Written problem: Without altering anything, output the material below.

── Records for the exercise ──

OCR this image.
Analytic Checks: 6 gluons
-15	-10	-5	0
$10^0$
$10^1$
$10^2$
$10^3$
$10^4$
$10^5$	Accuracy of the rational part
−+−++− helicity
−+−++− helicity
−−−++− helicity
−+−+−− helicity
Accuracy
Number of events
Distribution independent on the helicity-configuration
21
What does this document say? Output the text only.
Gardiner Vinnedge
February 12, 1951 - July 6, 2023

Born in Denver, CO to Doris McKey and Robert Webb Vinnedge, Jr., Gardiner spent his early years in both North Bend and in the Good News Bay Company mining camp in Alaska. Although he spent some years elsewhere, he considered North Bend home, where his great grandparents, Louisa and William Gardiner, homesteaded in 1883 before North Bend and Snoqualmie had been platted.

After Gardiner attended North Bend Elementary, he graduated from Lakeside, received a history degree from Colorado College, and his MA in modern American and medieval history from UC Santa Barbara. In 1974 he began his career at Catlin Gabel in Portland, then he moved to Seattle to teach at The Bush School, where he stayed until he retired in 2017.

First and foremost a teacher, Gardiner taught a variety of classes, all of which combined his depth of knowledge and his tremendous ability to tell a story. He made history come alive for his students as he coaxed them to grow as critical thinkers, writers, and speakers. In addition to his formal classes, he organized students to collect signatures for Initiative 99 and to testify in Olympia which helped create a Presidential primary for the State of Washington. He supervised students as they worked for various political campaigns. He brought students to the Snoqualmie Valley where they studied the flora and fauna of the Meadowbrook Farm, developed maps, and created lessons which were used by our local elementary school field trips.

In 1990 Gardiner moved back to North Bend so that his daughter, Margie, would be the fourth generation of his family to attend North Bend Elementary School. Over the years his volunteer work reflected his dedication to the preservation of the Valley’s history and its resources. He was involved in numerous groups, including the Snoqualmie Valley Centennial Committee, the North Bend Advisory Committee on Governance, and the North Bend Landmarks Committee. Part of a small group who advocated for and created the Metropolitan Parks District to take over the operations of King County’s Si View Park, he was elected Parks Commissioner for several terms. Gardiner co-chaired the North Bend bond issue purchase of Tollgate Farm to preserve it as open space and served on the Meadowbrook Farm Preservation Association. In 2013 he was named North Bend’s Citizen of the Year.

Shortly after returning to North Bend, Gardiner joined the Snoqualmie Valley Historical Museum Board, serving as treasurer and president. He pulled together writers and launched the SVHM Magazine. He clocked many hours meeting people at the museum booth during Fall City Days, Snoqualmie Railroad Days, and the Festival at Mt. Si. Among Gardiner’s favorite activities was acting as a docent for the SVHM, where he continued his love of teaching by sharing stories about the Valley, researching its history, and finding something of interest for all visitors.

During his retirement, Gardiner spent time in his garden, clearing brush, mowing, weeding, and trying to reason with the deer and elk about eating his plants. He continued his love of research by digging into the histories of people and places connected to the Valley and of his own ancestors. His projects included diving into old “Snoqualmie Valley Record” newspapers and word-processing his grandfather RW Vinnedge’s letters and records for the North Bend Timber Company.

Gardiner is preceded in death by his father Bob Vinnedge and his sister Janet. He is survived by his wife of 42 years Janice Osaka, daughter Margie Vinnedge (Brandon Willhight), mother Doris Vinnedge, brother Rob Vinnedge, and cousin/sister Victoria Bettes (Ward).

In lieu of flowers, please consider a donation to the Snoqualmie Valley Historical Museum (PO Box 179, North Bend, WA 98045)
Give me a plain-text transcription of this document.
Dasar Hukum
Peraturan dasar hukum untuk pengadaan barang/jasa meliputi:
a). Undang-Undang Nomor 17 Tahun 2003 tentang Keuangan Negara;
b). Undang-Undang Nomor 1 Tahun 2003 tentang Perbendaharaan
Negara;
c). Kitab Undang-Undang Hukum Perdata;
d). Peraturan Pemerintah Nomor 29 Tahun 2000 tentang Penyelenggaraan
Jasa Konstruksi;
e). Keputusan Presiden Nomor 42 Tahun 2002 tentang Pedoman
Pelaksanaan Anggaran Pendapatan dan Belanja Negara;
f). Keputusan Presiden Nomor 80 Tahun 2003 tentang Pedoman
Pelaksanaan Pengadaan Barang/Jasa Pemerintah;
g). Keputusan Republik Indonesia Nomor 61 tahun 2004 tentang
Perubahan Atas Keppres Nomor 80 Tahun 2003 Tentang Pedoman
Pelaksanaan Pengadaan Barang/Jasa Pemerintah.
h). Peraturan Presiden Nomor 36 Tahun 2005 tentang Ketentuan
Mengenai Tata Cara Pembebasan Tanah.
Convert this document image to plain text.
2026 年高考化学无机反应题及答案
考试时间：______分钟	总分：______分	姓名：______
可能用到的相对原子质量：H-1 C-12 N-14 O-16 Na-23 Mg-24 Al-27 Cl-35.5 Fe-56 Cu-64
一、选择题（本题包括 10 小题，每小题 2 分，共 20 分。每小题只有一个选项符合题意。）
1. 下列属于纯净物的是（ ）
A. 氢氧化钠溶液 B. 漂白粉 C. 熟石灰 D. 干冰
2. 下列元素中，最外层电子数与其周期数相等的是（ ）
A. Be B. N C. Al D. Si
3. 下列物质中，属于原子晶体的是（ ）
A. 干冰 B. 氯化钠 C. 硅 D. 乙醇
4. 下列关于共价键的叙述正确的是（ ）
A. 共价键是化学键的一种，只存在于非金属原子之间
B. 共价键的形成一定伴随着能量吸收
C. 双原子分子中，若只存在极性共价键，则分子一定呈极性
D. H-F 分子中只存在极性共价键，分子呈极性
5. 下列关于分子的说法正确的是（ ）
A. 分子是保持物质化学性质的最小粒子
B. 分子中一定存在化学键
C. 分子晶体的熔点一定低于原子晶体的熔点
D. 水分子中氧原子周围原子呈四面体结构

───

Expected output:
OCR this image.
Analytic Checks: 6 gluons
-15	-10	-5	0
$10^0$
$10^1$
$10^2$
$10^3$
$10^4$
$10^5$	Accuracy of the rational part
−+−++− helicity
−+−++− helicity
−−−++− helicity
−+−+−− helicity
Accuracy
Number of events
Distribution independent on the helicity-configuration
21
What does this document say? Output the text only.
Gardiner Vinnedge
February 12, 1951 - July 6, 2023

Born in Denver, CO to Doris McKey and Robert Webb Vinnedge, Jr., Gardiner spent his early years in both North Bend and in the Good News Bay Company mining camp in Alaska. Although he spent some years elsewhere, he considered North Bend home, where his great grandparents, Louisa and William Gardiner, homesteaded in 1883 before North Bend and Snoqualmie had been platted.

After Gardiner attended North Bend Elementary, he graduated from Lakeside, received a history degree from Colorado College, and his MA in modern American and medieval history from UC Santa Barbara. In 1974 he began his career at Catlin Gabel in Portland, then he moved to Seattle to teach at The Bush School, where he stayed until he retired in 2017.

First and foremost a teacher, Gardiner taught a variety of classes, all of which combined his depth of knowledge and his tremendous ability to tell a story. He made history come alive for his students as he coaxed them to grow as critical thinkers, writers, and speakers. In addition to his formal classes, he organized students to collect signatures for Initiative 99 and to testify in Olympia which helped create a Presidential primary for the State of Washington. He supervised students as they worked for various political campaigns. He brought students to the Snoqualmie Valley where they studied the flora and fauna of the Meadowbrook Farm, developed maps, and created lessons which were used by our local elementary school field trips.

In 1990 Gardiner moved back to North Bend so that his daughter, Margie, would be the fourth generation of his family to attend North Bend Elementary School. Over the years his volunteer work reflected his dedication to the preservation of the Valley’s history and its resources. He was involved in numerous groups, including the Snoqualmie Valley Centennial Committee, the North Bend Advisory Committee on Governance, and the North Bend Landmarks Committee. Part of a small group who advocated for and created the Metropolitan Parks District to take over the operations of King County’s Si View Park, he was elected Parks Commissioner for several terms. Gardiner co-chaired the North Bend bond issue purchase of Tollgate Farm to preserve it as open space and served on the Meadowbrook Farm Preservation Association. In 2013 he was named North Bend’s Citizen of the Year.

Shortly after returning to North Bend, Gardiner joined the Snoqualmie Valley Historical Museum Board, serving as treasurer and president. He pulled together writers and launched the SVHM Magazine. He clocked many hours meeting people at the museum booth during Fall City Days, Snoqualmie Railroad Days, and the Festival at Mt. Si. Among Gardiner’s favorite activities was acting as a docent for the SVHM, where he continued his love of teaching by sharing stories about the Valley, researching its history, and finding something of interest for all visitors.

During his retirement, Gardiner spent time in his garden, clearing brush, mowing, weeding, and trying to reason with the deer and elk about eating his plants. He continued his love of research by digging into the histories of people and places connected to the Valley and of his own ancestors. His projects included diving into old “Snoqualmie Valley Record” newspapers and word-processing his grandfather RW Vinnedge’s letters and records for the North Bend Timber Company.

Gardiner is preceded in death by his father Bob Vinnedge and his sister Janet. He is survived by his wife of 42 years Janice Osaka, daughter Margie Vinnedge (Brandon Willhight), mother Doris Vinnedge, brother Rob Vinnedge, and cousin/sister Victoria Bettes (Ward).

In lieu of flowers, please consider a donation to the Snoqualmie Valley Historical Museum (PO Box 179, North Bend, WA 98045)
Give me a plain-text transcription of this document.
Dasar Hukum
Peraturan dasar hukum untuk pengadaan barang/jasa meliputi:
a). Undang-Undang Nomor 17 Tahun 2003 tentang Keuangan Negara;
b). Undang-Undang Nomor 1 Tahun 2003 tentang Perbendaharaan
Negara;
c). Kitab Undang-Undang Hukum Perdata;
d). Peraturan Pemerintah Nomor 29 Tahun 2000 tentang Penyelenggaraan
Jasa Konstruksi;
e). Keputusan Presiden Nomor 42 Tahun 2002 tentang Pedoman
Pelaksanaan Anggaran Pendapatan dan Belanja Negara;
f). Keputusan Presiden Nomor 80 Tahun 2003 tentang Pedoman
Pelaksanaan Pengadaan Barang/Jasa Pemerintah;
g). Keputusan Republik Indonesia Nomor 61 tahun 2004 tentang
Perubahan Atas Keppres Nomor 80 Tahun 2003 Tentang Pedoman
Pelaksanaan Pengadaan Barang/Jasa Pemerintah.
h). Peraturan Presiden Nomor 36 Tahun 2005 tentang Ketentuan
Mengenai Tata Cara Pembebasan Tanah.
Convert this document image to plain text.
2026 年高考化学无机反应题及答案
考试时间：______分钟	总分：______分	姓名：______
可能用到的相对原子质量：H-1 C-12 N-14 O-16 Na-23 Mg-24 Al-27 Cl-35.5 Fe-56 Cu-64
一、选择题（本题包括 10 小题，每小题 2 分，共 20 分。每小题只有一个选项符合题意。）
1. 下列属于纯净物的是（ ）
A. 氢氧化钠溶液 B. 漂白粉 C. 熟石灰 D. 干冰
2. 下列元素中，最外层电子数与其周期数相等的是（ ）
A. Be B. N C. Al D. Si
3. 下列物质中，属于原子晶体的是（ ）
A. 干冰 B. 氯化钠 C. 硅 D. 乙醇
4. 下列关于共价键的叙述正确的是（ ）
A. 共价键是化学键的一种，只存在于非金属原子之间
B. 共价键的形成一定伴随着能量吸收
C. 双原子分子中，若只存在极性共价键，则分子一定呈极性
D. H-F 分子中只存在极性共价键，分子呈极性
5. 下列关于分子的说法正确的是（ ）
A. 分子是保持物质化学性质的最小粒子
B. 分子中一定存在化学键
C. 分子晶体的熔点一定低于原子晶体的熔点
D. 水分子中氧原子周围原子呈四面体结构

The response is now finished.